Problem -
Yenileme fonu hakkındaki metinden "Yenileme fonu sadece" ile başlayıp "aynı olması gerekmektedir." ile biten kısmı hiçbir değişiklik yapmadan döndürün.

Metin alıntısı -
-----

Yenileme fonu sadece amortismana tabi iktisadi kıymetlerde uygulanabilir. Yenileme fonu olarak ayrılacak kazanç hiçbir şekilde işletmeden çekilemez. Diğer taraftan yeni alınacak kıymetin hiç kullanılmamış olması yenileme fonu kullanımı için zorunlu değildir. Yalnız alınan kıymetin cins ve vasıf olarak satılan kıymetle aynı olması gerekmektedir.

Bir sabit kıymetin satışından/tazminatından doğan yenileme fonunun birden çok kıymetin amortismanına mahsup edilmesi veya birden çok kıymetin satışından/tazmina-tından doğan yenileme fonlarının tek kıymetin amortismanına mahsup edilebilmesi durumu, genel ilkeler doğrultusunda işlemin içeriğine göre değerlendirilmelidir. Yenileme fonunun tek sabit kıymetle sınırlanacağına ilişkin olarak uygulamada yasal bir zorunluluk bulunmamaktadır. Burada değerlendirme yapılırken iktisadi kıymetlerin işletme için sağlayacağı faydalara ve birbiri yerine kullanılabilir olmasına bakılmalıdır.

IV- İSTİSNA VE YENİLEME FONUNUN BİRLİKTE UYGULANABİLİRLİĞİ

Yenileme fonunun, amortismana konu sabit kıymetlerin yenilenmek amacıyla satışa konu edilenlerin satış kazançlarına uygulanabildiğini belirtmiştik. Bu uygulamanın amacı, işletmelerin faaliyetini gerek genişlemek gerekse daralmak amacına yönelik olsun olmasın sabit kıymetlerini yenileriyle değiştirmelerini kolaylaştırmaktır.

-----

Veri kümesi alıntısı -
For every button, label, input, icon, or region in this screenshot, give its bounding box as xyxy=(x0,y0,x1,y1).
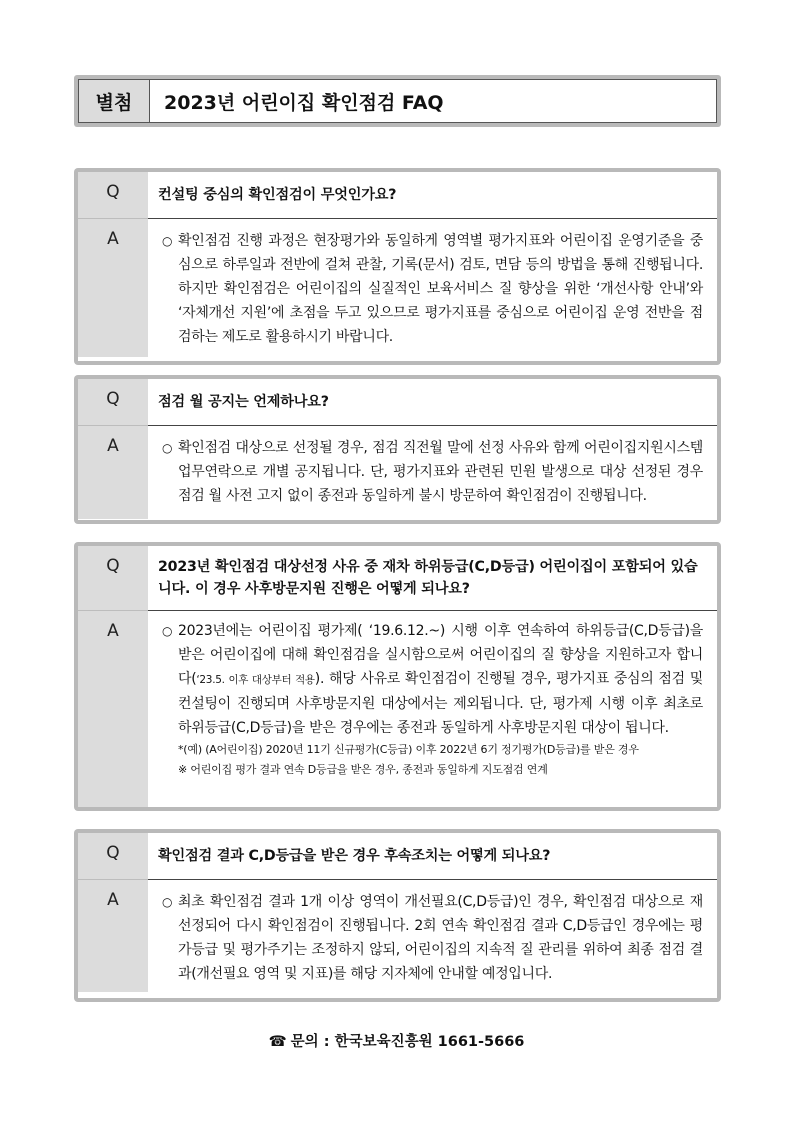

-----

Cevap aşağıda -
Yenileme fonu sadece amortismana tabi iktisadi kıymetlerde uygulanabilir. Yenileme fonu olarak ayrılacak kazanç hiçbir şekilde işletmeden çekilemez. Diğer taraftan yeni alınacak kıymetin hiç kullanılmamış olması yenileme fonu kullanımı için zorunlu değildir. Yalnız alınan kıymetin cins ve vasıf olarak satılan kıymetle aynı olması gerekmektedir.